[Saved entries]
──────
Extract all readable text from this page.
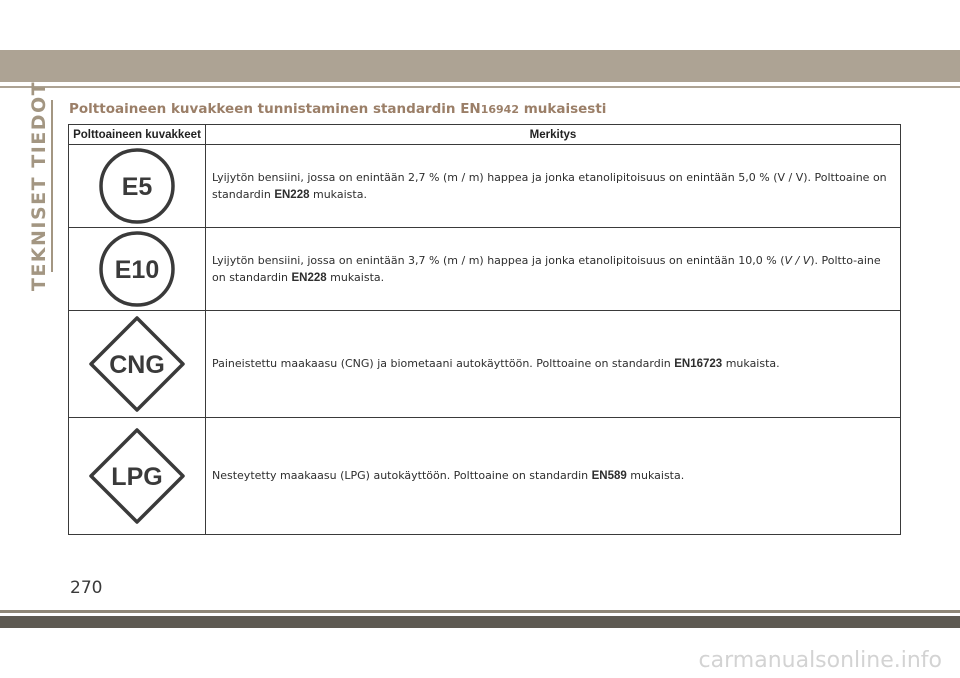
TEKNISET TIEDOT Polttoaineen kuvakkeen tunnistaminen standardin EN16942 mukaisesti
Polttoaineen kuvakkeet	Merkitys

E5	Lyijytön bensiini, jossa on enintään 2,7 % (m / m) happea ja jonka etanolipitoisuus on enintään 5,0 % (V / V). Polttoaine on standardin EN228 mukaista.

E10	Lyijytön bensiini, jossa on enintään 3,7 % (m / m) happea ja jonka etanolipitoisuus on enintään 10,0 % (V / V). Poltto-aine on standardin EN228 mukaista.

CNG	Paineistettu maakaasu (CNG) ja biometaani autokäyttöön. Polttoaine on standardin EN16723 mukaista.

LPG	Nesteytetty maakaasu (LPG) autokäyttöön. Polttoaine on standardin EN589 mukaista.
270
carmanualsonline.info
──────
**Goal of the exercise:** In the records above, find each line holding "maakaasu" and copy it.

**Finished exercise:**
CNG	Paineistettu maakaasu (CNG) ja biometaani autokäyttöön. Polttoaine on standardin EN16723 mukaista.
LPG	Nesteytetty maakaasu (LPG) autokäyttöön. Polttoaine on standardin EN589 mukaista.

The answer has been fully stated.